Input records:
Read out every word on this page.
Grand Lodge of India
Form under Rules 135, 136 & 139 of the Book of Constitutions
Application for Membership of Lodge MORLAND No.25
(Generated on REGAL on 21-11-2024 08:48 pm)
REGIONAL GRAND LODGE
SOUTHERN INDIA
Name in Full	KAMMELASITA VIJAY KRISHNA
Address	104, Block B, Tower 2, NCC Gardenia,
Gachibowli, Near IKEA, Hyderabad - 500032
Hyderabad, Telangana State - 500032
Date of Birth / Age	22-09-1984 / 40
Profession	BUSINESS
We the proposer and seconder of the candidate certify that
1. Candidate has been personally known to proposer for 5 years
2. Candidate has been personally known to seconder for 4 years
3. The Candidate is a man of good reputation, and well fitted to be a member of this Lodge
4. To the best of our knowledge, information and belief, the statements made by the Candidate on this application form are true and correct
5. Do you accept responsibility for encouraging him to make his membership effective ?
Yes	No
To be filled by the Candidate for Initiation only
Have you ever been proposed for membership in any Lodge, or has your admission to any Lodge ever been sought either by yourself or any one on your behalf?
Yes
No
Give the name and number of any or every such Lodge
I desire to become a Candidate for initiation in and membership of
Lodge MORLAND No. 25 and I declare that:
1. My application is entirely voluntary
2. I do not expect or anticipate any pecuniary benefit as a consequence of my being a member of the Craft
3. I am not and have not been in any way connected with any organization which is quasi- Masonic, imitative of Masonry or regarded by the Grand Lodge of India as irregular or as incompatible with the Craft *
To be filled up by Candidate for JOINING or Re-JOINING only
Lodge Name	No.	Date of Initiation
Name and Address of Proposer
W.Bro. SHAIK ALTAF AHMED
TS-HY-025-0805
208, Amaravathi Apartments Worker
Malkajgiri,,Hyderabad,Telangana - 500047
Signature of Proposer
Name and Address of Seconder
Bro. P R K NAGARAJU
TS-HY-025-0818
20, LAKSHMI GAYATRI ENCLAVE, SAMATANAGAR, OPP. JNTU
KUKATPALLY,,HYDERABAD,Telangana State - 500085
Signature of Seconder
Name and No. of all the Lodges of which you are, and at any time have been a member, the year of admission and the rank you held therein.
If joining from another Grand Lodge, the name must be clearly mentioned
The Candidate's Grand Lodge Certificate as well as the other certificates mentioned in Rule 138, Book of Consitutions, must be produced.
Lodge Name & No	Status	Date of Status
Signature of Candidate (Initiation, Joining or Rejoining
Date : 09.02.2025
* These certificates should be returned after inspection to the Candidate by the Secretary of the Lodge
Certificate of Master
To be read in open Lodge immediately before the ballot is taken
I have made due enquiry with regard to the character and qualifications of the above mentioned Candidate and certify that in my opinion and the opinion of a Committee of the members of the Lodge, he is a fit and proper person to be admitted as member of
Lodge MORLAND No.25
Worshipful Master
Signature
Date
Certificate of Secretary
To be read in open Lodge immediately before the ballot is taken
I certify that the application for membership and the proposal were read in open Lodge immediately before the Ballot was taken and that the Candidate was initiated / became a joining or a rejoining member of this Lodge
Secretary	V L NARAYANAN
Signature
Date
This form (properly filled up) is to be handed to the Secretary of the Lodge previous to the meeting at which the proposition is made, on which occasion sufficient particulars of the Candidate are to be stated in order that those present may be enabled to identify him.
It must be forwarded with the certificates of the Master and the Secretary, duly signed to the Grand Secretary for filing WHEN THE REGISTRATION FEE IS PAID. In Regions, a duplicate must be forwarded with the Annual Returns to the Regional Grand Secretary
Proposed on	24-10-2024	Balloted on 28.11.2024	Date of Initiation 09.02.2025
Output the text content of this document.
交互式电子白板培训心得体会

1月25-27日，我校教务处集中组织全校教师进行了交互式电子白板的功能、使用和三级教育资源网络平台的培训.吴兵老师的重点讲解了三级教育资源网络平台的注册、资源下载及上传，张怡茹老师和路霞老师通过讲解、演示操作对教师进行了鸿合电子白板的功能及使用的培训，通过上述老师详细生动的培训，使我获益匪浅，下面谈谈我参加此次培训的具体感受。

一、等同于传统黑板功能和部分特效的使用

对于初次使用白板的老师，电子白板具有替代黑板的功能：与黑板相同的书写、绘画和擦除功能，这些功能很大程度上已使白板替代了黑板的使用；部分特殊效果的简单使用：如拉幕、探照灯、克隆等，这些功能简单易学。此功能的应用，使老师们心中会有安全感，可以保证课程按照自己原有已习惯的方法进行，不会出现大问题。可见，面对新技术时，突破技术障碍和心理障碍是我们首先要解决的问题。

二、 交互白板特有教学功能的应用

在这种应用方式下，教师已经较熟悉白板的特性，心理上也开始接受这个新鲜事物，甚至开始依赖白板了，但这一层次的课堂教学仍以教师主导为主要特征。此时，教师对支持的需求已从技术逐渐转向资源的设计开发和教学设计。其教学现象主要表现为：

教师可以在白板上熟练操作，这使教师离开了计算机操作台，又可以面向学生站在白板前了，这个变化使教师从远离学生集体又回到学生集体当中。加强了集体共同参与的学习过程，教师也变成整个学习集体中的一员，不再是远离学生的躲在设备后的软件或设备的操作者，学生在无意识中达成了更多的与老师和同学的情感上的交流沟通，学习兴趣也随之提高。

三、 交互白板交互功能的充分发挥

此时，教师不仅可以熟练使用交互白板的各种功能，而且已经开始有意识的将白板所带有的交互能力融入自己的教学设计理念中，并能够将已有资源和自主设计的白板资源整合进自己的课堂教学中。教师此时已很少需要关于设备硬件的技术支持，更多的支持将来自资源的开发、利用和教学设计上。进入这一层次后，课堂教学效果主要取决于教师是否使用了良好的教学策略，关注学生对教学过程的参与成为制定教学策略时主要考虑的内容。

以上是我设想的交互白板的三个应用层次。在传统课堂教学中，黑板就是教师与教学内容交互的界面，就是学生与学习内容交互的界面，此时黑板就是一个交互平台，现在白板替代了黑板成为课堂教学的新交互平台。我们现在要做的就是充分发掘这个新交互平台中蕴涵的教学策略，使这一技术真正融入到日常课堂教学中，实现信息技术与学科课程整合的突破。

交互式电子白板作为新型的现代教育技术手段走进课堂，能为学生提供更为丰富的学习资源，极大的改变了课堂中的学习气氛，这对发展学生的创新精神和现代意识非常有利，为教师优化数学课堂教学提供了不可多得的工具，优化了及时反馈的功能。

What this task involves: Provide all the records again, word for word.

Written solution:
Read out every word on this page.
Grand Lodge of India
Form under Rules 135, 136 & 139 of the Book of Constitutions
Application for Membership of Lodge MORLAND No.25
(Generated on REGAL on 21-11-2024 08:48 pm)
REGIONAL GRAND LODGE
SOUTHERN INDIA
Name in Full	KAMMELASITA VIJAY KRISHNA
Address	104, Block B, Tower 2, NCC Gardenia,
Gachibowli, Near IKEA, Hyderabad - 500032
Hyderabad, Telangana State - 500032
Date of Birth / Age	22-09-1984 / 40
Profession	BUSINESS
We the proposer and seconder of the candidate certify that
1. Candidate has been personally known to proposer for 5 years
2. Candidate has been personally known to seconder for 4 years
3. The Candidate is a man of good reputation, and well fitted to be a member of this Lodge
4. To the best of our knowledge, information and belief, the statements made by the Candidate on this application form are true and correct
5. Do you accept responsibility for encouraging him to make his membership effective ?
Yes	No
To be filled by the Candidate for Initiation only
Have you ever been proposed for membership in any Lodge, or has your admission to any Lodge ever been sought either by yourself or any one on your behalf?
Yes
No
Give the name and number of any or every such Lodge
I desire to become a Candidate for initiation in and membership of
Lodge MORLAND No. 25 and I declare that:
1. My application is entirely voluntary
2. I do not expect or anticipate any pecuniary benefit as a consequence of my being a member of the Craft
3. I am not and have not been in any way connected with any organization which is quasi- Masonic, imitative of Masonry or regarded by the Grand Lodge of India as irregular or as incompatible with the Craft *
To be filled up by Candidate for JOINING or Re-JOINING only
Lodge Name	No.	Date of Initiation
Name and Address of Proposer
W.Bro. SHAIK ALTAF AHMED
TS-HY-025-0805
208, Amaravathi Apartments Worker
Malkajgiri,,Hyderabad,Telangana - 500047
Signature of Proposer
Name and Address of Seconder
Bro. P R K NAGARAJU
TS-HY-025-0818
20, LAKSHMI GAYATRI ENCLAVE, SAMATANAGAR, OPP. JNTU
KUKATPALLY,,HYDERABAD,Telangana State - 500085
Signature of Seconder
Name and No. of all the Lodges of which you are, and at any time have been a member, the year of admission and the rank you held therein.
If joining from another Grand Lodge, the name must be clearly mentioned
The Candidate's Grand Lodge Certificate as well as the other certificates mentioned in Rule 138, Book of Consitutions, must be produced.
Lodge Name & No	Status	Date of Status
Signature of Candidate (Initiation, Joining or Rejoining
Date : 09.02.2025
* These certificates should be returned after inspection to the Candidate by the Secretary of the Lodge
Certificate of Master
To be read in open Lodge immediately before the ballot is taken
I have made due enquiry with regard to the character and qualifications of the above mentioned Candidate and certify that in my opinion and the opinion of a Committee of the members of the Lodge, he is a fit and proper person to be admitted as member of
Lodge MORLAND No.25
Worshipful Master
Signature
Date
Certificate of Secretary
To be read in open Lodge immediately before the ballot is taken
I certify that the application for membership and the proposal were read in open Lodge immediately before the Ballot was taken and that the Candidate was initiated / became a joining or a rejoining member of this Lodge
Secretary	V L NARAYANAN
Signature
Date
This form (properly filled up) is to be handed to the Secretary of the Lodge previous to the meeting at which the proposition is made, on which occasion sufficient particulars of the Candidate are to be stated in order that those present may be enabled to identify him.
It must be forwarded with the certificates of the Master and the Secretary, duly signed to the Grand Secretary for filing WHEN THE REGISTRATION FEE IS PAID. In Regions, a duplicate must be forwarded with the Annual Returns to the Regional Grand Secretary
Proposed on	24-10-2024	Balloted on 28.11.2024	Date of Initiation 09.02.2025
Output the text content of this document.
交互式电子白板培训心得体会

1月25-27日，我校教务处集中组织全校教师进行了交互式电子白板的功能、使用和三级教育资源网络平台的培训.吴兵老师的重点讲解了三级教育资源网络平台的注册、资源下载及上传，张怡茹老师和路霞老师通过讲解、演示操作对教师进行了鸿合电子白板的功能及使用的培训，通过上述老师详细生动的培训，使我获益匪浅，下面谈谈我参加此次培训的具体感受。

一、等同于传统黑板功能和部分特效的使用

对于初次使用白板的老师，电子白板具有替代黑板的功能：与黑板相同的书写、绘画和擦除功能，这些功能很大程度上已使白板替代了黑板的使用；部分特殊效果的简单使用：如拉幕、探照灯、克隆等，这些功能简单易学。此功能的应用，使老师们心中会有安全感，可以保证课程按照自己原有已习惯的方法进行，不会出现大问题。可见，面对新技术时，突破技术障碍和心理障碍是我们首先要解决的问题。

二、 交互白板特有教学功能的应用

在这种应用方式下，教师已经较熟悉白板的特性，心理上也开始接受这个新鲜事物，甚至开始依赖白板了，但这一层次的课堂教学仍以教师主导为主要特征。此时，教师对支持的需求已从技术逐渐转向资源的设计开发和教学设计。其教学现象主要表现为：

教师可以在白板上熟练操作，这使教师离开了计算机操作台，又可以面向学生站在白板前了，这个变化使教师从远离学生集体又回到学生集体当中。加强了集体共同参与的学习过程，教师也变成整个学习集体中的一员，不再是远离学生的躲在设备后的软件或设备的操作者，学生在无意识中达成了更多的与老师和同学的情感上的交流沟通，学习兴趣也随之提高。

三、 交互白板交互功能的充分发挥

此时，教师不仅可以熟练使用交互白板的各种功能，而且已经开始有意识的将白板所带有的交互能力融入自己的教学设计理念中，并能够将已有资源和自主设计的白板资源整合进自己的课堂教学中。教师此时已很少需要关于设备硬件的技术支持，更多的支持将来自资源的开发、利用和教学设计上。进入这一层次后，课堂教学效果主要取决于教师是否使用了良好的教学策略，关注学生对教学过程的参与成为制定教学策略时主要考虑的内容。

以上是我设想的交互白板的三个应用层次。在传统课堂教学中，黑板就是教师与教学内容交互的界面，就是学生与学习内容交互的界面，此时黑板就是一个交互平台，现在白板替代了黑板成为课堂教学的新交互平台。我们现在要做的就是充分发掘这个新交互平台中蕴涵的教学策略，使这一技术真正融入到日常课堂教学中，实现信息技术与学科课程整合的突破。

交互式电子白板作为新型的现代教育技术手段走进课堂，能为学生提供更为丰富的学习资源，极大的改变了课堂中的学习气氛，这对发展学生的创新精神和现代意识非常有利，为教师优化数学课堂教学提供了不可多得的工具，优化了及时反馈的功能。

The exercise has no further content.